- Written instruction: Repeat every record below exactly, leaving out the pictures.

[Start]

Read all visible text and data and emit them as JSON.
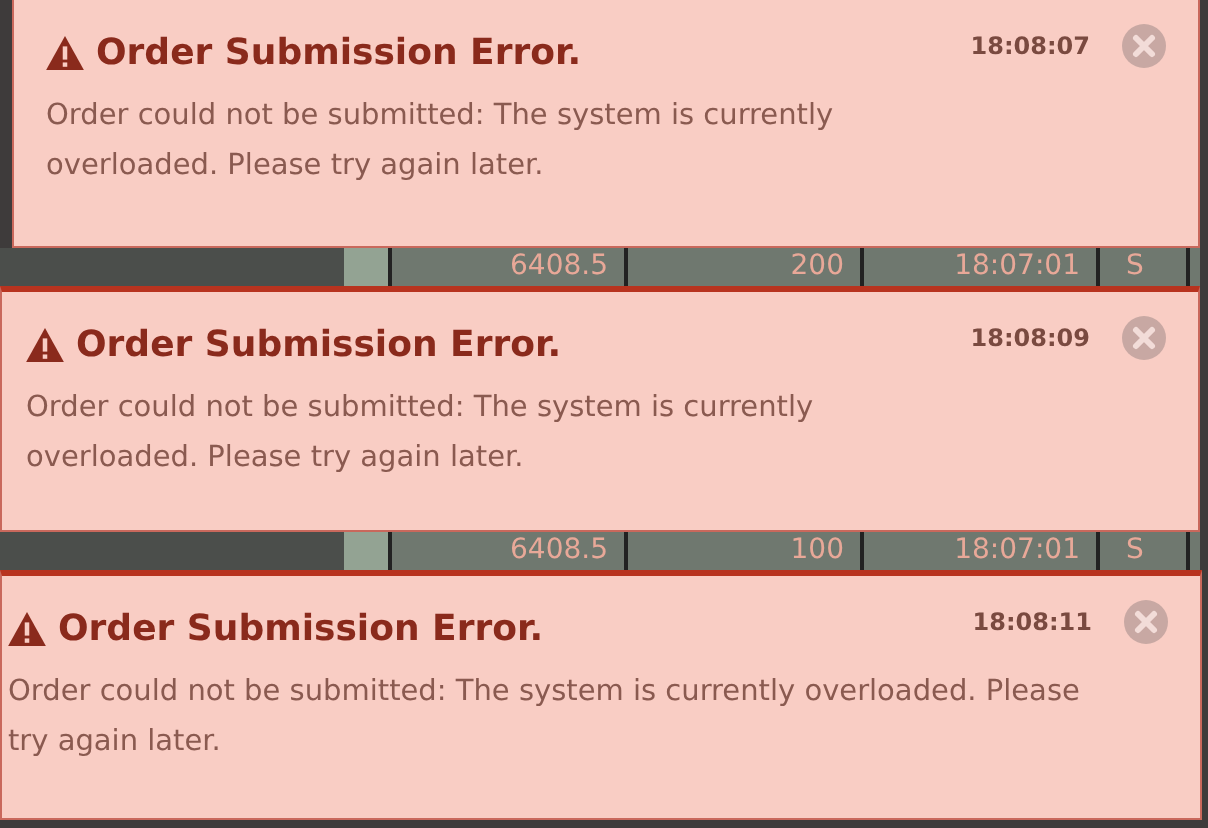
{
  "notifications": [
    {
      "title": "Order Submission Error.",
      "time": "18:08:07",
      "message": "Order could not be submitted: The system is currently overloaded. Please try again later.",
      "row": {
        "price": "6408.5",
        "quantity": "200",
        "time": "18:07:01",
        "side": "S"
      }
    },
    {
      "title": "Order Submission Error.",
      "time": "18:08:09",
      "message": "Order could not be submitted: The system is currently overloaded. Please try again later.",
      "row": {
        "price": "6408.5",
        "quantity": "100",
        "time": "18:07:01",
        "side": "S"
      }
    },
    {
      "title": "Order Submission Error.",
      "time": "18:08:11",
      "message": "Order could not be submitted: The system is currently overloaded. Please try again later."
    }
  ]
}
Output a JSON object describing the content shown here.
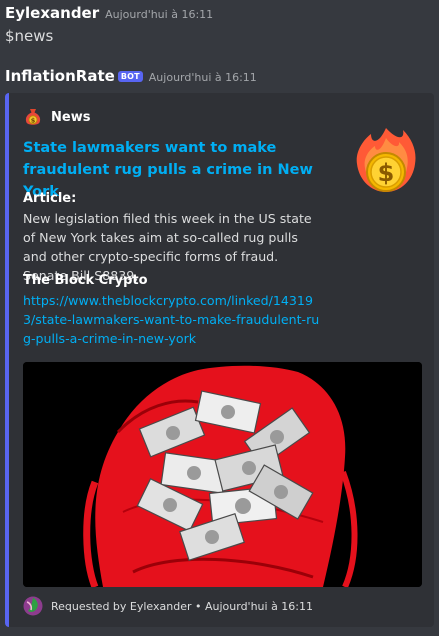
{
  "message1": {
    "author": "Eylexander",
    "timestamp": "Aujourd'hui à 16:11",
    "content": "$news"
  },
  "message2": {
    "author": "InflationRate",
    "badge": "BOT",
    "timestamp": "Aujourd'hui à 16:11"
  },
  "embed": {
    "accent_color": "#5865f2",
    "author_name": "News",
    "author_icon": "money-bag-icon",
    "title": "State lawmakers want to make fraudulent rug pulls a crime in New York",
    "thumbnail_icon": "flaming-dollar-coin-icon",
    "article_label": "Article:",
    "article_text": "New legislation filed this week in the US state of New York takes aim at so-called rug pulls and other crypto-specific forms of fraud. Senate Bill S8839,",
    "source_label": "The Block Crypto",
    "source_url": "https://www.theblockcrypto.com/linked/143193/state-lawmakers-want-to-make-fraudulent-rug-pulls-a-crime-in-new-york",
    "image_icon": "red-bag-of-cash-image",
    "footer_text": "Requested by Eylexander • Aujourd'hui à 16:11",
    "footer_icon": "user-avatar-icon"
  }
}
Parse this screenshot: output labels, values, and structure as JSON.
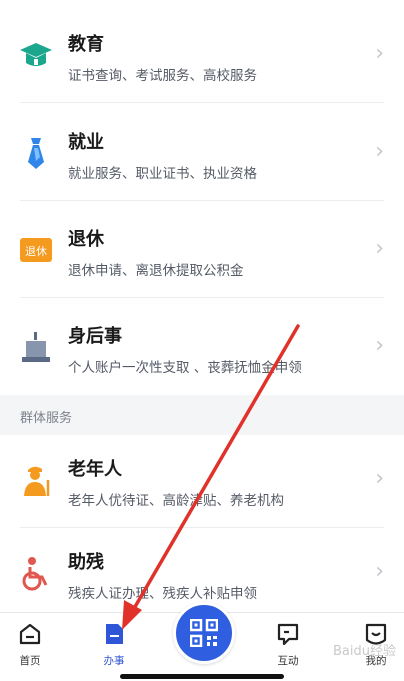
{
  "services": [
    {
      "title": "教育",
      "subtitle": "证书查询、考试服务、高校服务",
      "icon": "graduation-cap-icon",
      "color": "#1aa78e"
    },
    {
      "title": "就业",
      "subtitle": "就业服务、职业证书、执业资格",
      "icon": "tie-icon",
      "color": "#2f86e8"
    },
    {
      "title": "退休",
      "subtitle": "退休申请、离退休提取公积金",
      "icon": "retire-badge-icon",
      "color": "#f39a1f",
      "badge_text": "退休"
    },
    {
      "title": "身后事",
      "subtitle": "个人账户一次性支取 、丧葬抚恤金申领",
      "icon": "memorial-candle-icon",
      "color": "#5a6a86"
    }
  ],
  "group_section": {
    "title": "群体服务",
    "items": [
      {
        "title": "老年人",
        "subtitle": "老年人优待证、高龄津贴、养老机构",
        "icon": "elderly-person-icon",
        "color": "#f39a1f"
      },
      {
        "title": "助残",
        "subtitle": "残疾人证办理、残疾人补贴申领",
        "icon": "wheelchair-icon",
        "color": "#e0574f"
      }
    ]
  },
  "tabbar": {
    "items": [
      {
        "label": "首页",
        "icon": "home-icon"
      },
      {
        "label": "办事",
        "icon": "document-icon",
        "active": true
      },
      {
        "label": "互动",
        "icon": "chat-icon"
      },
      {
        "label": "我的",
        "icon": "profile-icon"
      }
    ],
    "center_icon": "qr-code-icon",
    "accent": "#2f5fe0"
  },
  "watermark": "Baidu经验",
  "annotation_arrow_color": "#e0322a"
}
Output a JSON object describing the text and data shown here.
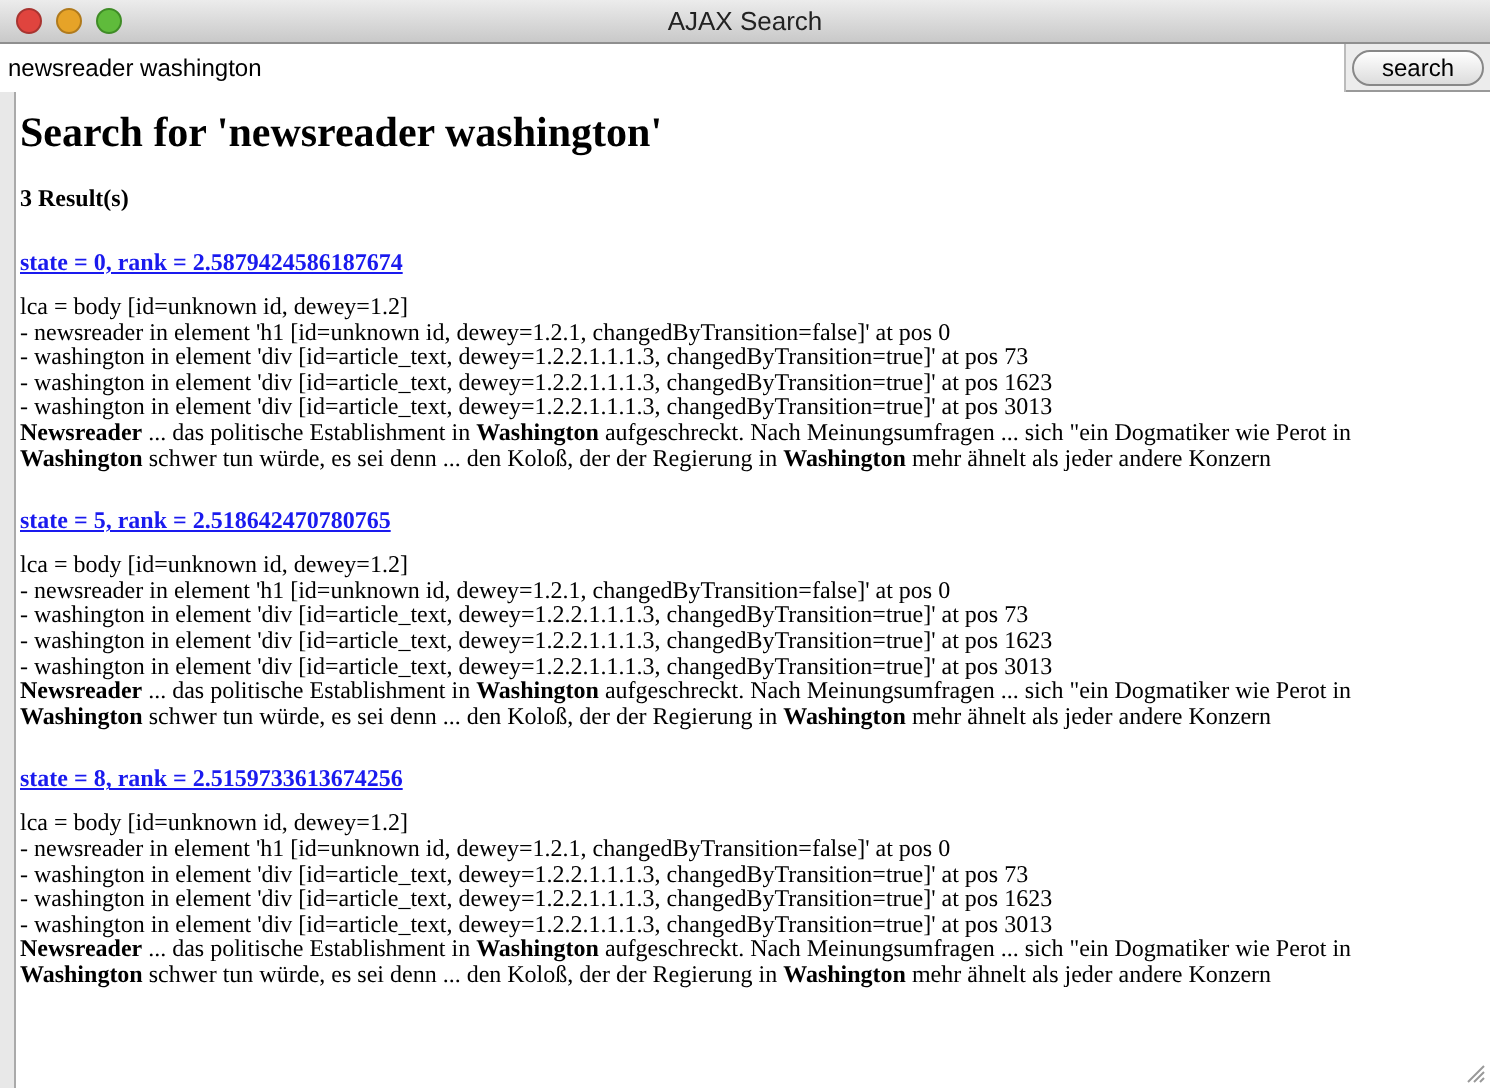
{
  "window": {
    "title": "AJAX Search"
  },
  "search": {
    "value": "newsreader washington",
    "button": "search"
  },
  "heading": "Search for 'newsreader washington'",
  "count": "3 Result(s)",
  "results": [
    {
      "link": "state = 0, rank = 2.5879424586187674",
      "lca": "lca = body [id=unknown id, dewey=1.2]",
      "matches": [
        "- newsreader in element 'h1 [id=unknown id, dewey=1.2.1, changedByTransition=false]' at pos 0",
        "- washington in element 'div [id=article_text, dewey=1.2.2.1.1.1.3, changedByTransition=true]' at pos 73",
        "- washington in element 'div [id=article_text, dewey=1.2.2.1.1.1.3, changedByTransition=true]' at pos 1623",
        "- washington in element 'div [id=article_text, dewey=1.2.2.1.1.1.3, changedByTransition=true]' at pos 3013"
      ],
      "snippet": "**Newsreader** ... das politische Establishment in **Washington** aufgeschreckt. Nach Meinungsumfragen ... sich \"ein Dogmatiker wie Perot in **Washington** schwer tun würde, es sei denn ... den Koloß, der der Regierung in **Washington** mehr ähnelt als jeder andere Konzern"
    },
    {
      "link": "state = 5, rank = 2.518642470780765",
      "lca": "lca = body [id=unknown id, dewey=1.2]",
      "matches": [
        "- newsreader in element 'h1 [id=unknown id, dewey=1.2.1, changedByTransition=false]' at pos 0",
        "- washington in element 'div [id=article_text, dewey=1.2.2.1.1.1.3, changedByTransition=true]' at pos 73",
        "- washington in element 'div [id=article_text, dewey=1.2.2.1.1.1.3, changedByTransition=true]' at pos 1623",
        "- washington in element 'div [id=article_text, dewey=1.2.2.1.1.1.3, changedByTransition=true]' at pos 3013"
      ],
      "snippet": "**Newsreader** ... das politische Establishment in **Washington** aufgeschreckt. Nach Meinungsumfragen ... sich \"ein Dogmatiker wie Perot in **Washington** schwer tun würde, es sei denn ... den Koloß, der der Regierung in **Washington** mehr ähnelt als jeder andere Konzern"
    },
    {
      "link": "state = 8, rank = 2.5159733613674256",
      "lca": "lca = body [id=unknown id, dewey=1.2]",
      "matches": [
        "- newsreader in element 'h1 [id=unknown id, dewey=1.2.1, changedByTransition=false]' at pos 0",
        "- washington in element 'div [id=article_text, dewey=1.2.2.1.1.1.3, changedByTransition=true]' at pos 73",
        "- washington in element 'div [id=article_text, dewey=1.2.2.1.1.1.3, changedByTransition=true]' at pos 1623",
        "- washington in element 'div [id=article_text, dewey=1.2.2.1.1.1.3, changedByTransition=true]' at pos 3013"
      ],
      "snippet": "**Newsreader** ... das politische Establishment in **Washington** aufgeschreckt. Nach Meinungsumfragen ... sich \"ein Dogmatiker wie Perot in **Washington** schwer tun würde, es sei denn ... den Koloß, der der Regierung in **Washington** mehr ähnelt als jeder andere Konzern"
    }
  ]
}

[End]

- Response for this exercise:
Read all visible text and data and emit them as JSON.
{
  "notifications": [
    {
      "title": "Order Submission Error.",
      "time": "18:08:07",
      "message": "Order could not be submitted: The system is currently overloaded. Please try again later.",
      "row": {
        "price": "6408.5",
        "quantity": "200",
        "time": "18:07:01",
        "side": "S"
      }
    },
    {
      "title": "Order Submission Error.",
      "time": "18:08:09",
      "message": "Order could not be submitted: The system is currently overloaded. Please try again later.",
      "row": {
        "price": "6408.5",
        "quantity": "100",
        "time": "18:07:01",
        "side": "S"
      }
    },
    {
      "title": "Order Submission Error.",
      "time": "18:08:11",
      "message": "Order could not be submitted: The system is currently overloaded. Please try again later."
    }
  ]
}
Output a JSON object describing the content shown here.
{
  "message1": {
    "author": "Eylexander",
    "timestamp": "Aujourd'hui à 16:11",
    "content": "$news"
  },
  "message2": {
    "author": "InflationRate",
    "badge": "BOT",
    "timestamp": "Aujourd'hui à 16:11"
  },
  "embed": {
    "accent_color": "#5865f2",
    "author_name": "News",
    "author_icon": "money-bag-icon",
    "title": "State lawmakers want to make fraudulent rug pulls a crime in New York",
    "thumbnail_icon": "flaming-dollar-coin-icon",
    "article_label": "Article:",
    "article_text": "New legislation filed this week in the US state of New York takes aim at so-called rug pulls and other crypto-specific forms of fraud. Senate Bill S8839,",
    "source_label": "The Block Crypto",
    "source_url": "https://www.theblockcrypto.com/linked/143193/state-lawmakers-want-to-make-fraudulent-rug-pulls-a-crime-in-new-york",
    "image_icon": "red-bag-of-cash-image",
    "footer_text": "Requested by Eylexander • Aujourd'hui à 16:11",
    "footer_icon": "user-avatar-icon"
  }
}
Parse this screenshot: output labels, values, and structure as JSON.
{
  "services": [
    {
      "title": "教育",
      "subtitle": "证书查询、考试服务、高校服务",
      "icon": "graduation-cap-icon",
      "color": "#1aa78e"
    },
    {
      "title": "就业",
      "subtitle": "就业服务、职业证书、执业资格",
      "icon": "tie-icon",
      "color": "#2f86e8"
    },
    {
      "title": "退休",
      "subtitle": "退休申请、离退休提取公积金",
      "icon": "retire-badge-icon",
      "color": "#f39a1f",
      "badge_text": "退休"
    },
    {
      "title": "身后事",
      "subtitle": "个人账户一次性支取 、丧葬抚恤金申领",
      "icon": "memorial-candle-icon",
      "color": "#5a6a86"
    }
  ],
  "group_section": {
    "title": "群体服务",
    "items": [
      {
        "title": "老年人",
        "subtitle": "老年人优待证、高龄津贴、养老机构",
        "icon": "elderly-person-icon",
        "color": "#f39a1f"
      },
      {
        "title": "助残",
        "subtitle": "残疾人证办理、残疾人补贴申领",
        "icon": "wheelchair-icon",
        "color": "#e0574f"
      }
    ]
  },
  "tabbar": {
    "items": [
      {
        "label": "首页",
        "icon": "home-icon"
      },
      {
        "label": "办事",
        "icon": "document-icon",
        "active": true
      },
      {
        "label": "互动",
        "icon": "chat-icon"
      },
      {
        "label": "我的",
        "icon": "profile-icon"
      }
    ],
    "center_icon": "qr-code-icon",
    "accent": "#2f5fe0"
  },
  "watermark": "Baidu经验",
  "annotation_arrow_color": "#e0322a"
}
Output a JSON object describing the text and data shown here.
{
  "window": {
    "title": "AJAX Search"
  },
  "search": {
    "value": "newsreader washington",
    "button": "search"
  },
  "heading": "Search for 'newsreader washington'",
  "count": "3 Result(s)",
  "results": [
    {
      "link": "state = 0, rank = 2.5879424586187674",
      "lca": "lca = body [id=unknown id, dewey=1.2]",
      "matches": [
        "- newsreader in element 'h1 [id=unknown id, dewey=1.2.1, changedByTransition=false]' at pos 0",
        "- washington in element 'div [id=article_text, dewey=1.2.2.1.1.1.3, changedByTransition=true]' at pos 73",
        "- washington in element 'div [id=article_text, dewey=1.2.2.1.1.1.3, changedByTransition=true]' at pos 1623",
        "- washington in element 'div [id=article_text, dewey=1.2.2.1.1.1.3, changedByTransition=true]' at pos 3013"
      ],
      "snippet": "**Newsreader** ... das politische Establishment in **Washington** aufgeschreckt. Nach Meinungsumfragen ... sich \"ein Dogmatiker wie Perot in **Washington** schwer tun würde, es sei denn ... den Koloß, der der Regierung in **Washington** mehr ähnelt als jeder andere Konzern"
    },
    {
      "link": "state = 5, rank = 2.518642470780765",
      "lca": "lca = body [id=unknown id, dewey=1.2]",
      "matches": [
        "- newsreader in element 'h1 [id=unknown id, dewey=1.2.1, changedByTransition=false]' at pos 0",
        "- washington in element 'div [id=article_text, dewey=1.2.2.1.1.1.3, changedByTransition=true]' at pos 73",
        "- washington in element 'div [id=article_text, dewey=1.2.2.1.1.1.3, changedByTransition=true]' at pos 1623",
        "- washington in element 'div [id=article_text, dewey=1.2.2.1.1.1.3, changedByTransition=true]' at pos 3013"
      ],
      "snippet": "**Newsreader** ... das politische Establishment in **Washington** aufgeschreckt. Nach Meinungsumfragen ... sich \"ein Dogmatiker wie Perot in **Washington** schwer tun würde, es sei denn ... den Koloß, der der Regierung in **Washington** mehr ähnelt als jeder andere Konzern"
    },
    {
      "link": "state = 8, rank = 2.5159733613674256",
      "lca": "lca = body [id=unknown id, dewey=1.2]",
      "matches": [
        "- newsreader in element 'h1 [id=unknown id, dewey=1.2.1, changedByTransition=false]' at pos 0",
        "- washington in element 'div [id=article_text, dewey=1.2.2.1.1.1.3, changedByTransition=true]' at pos 73",
        "- washington in element 'div [id=article_text, dewey=1.2.2.1.1.1.3, changedByTransition=true]' at pos 1623",
        "- washington in element 'div [id=article_text, dewey=1.2.2.1.1.1.3, changedByTransition=true]' at pos 3013"
      ],
      "snippet": "**Newsreader** ... das politische Establishment in **Washington** aufgeschreckt. Nach Meinungsumfragen ... sich \"ein Dogmatiker wie Perot in **Washington** schwer tun würde, es sei denn ... den Koloß, der der Regierung in **Washington** mehr ähnelt als jeder andere Konzern"
    }
  ]
}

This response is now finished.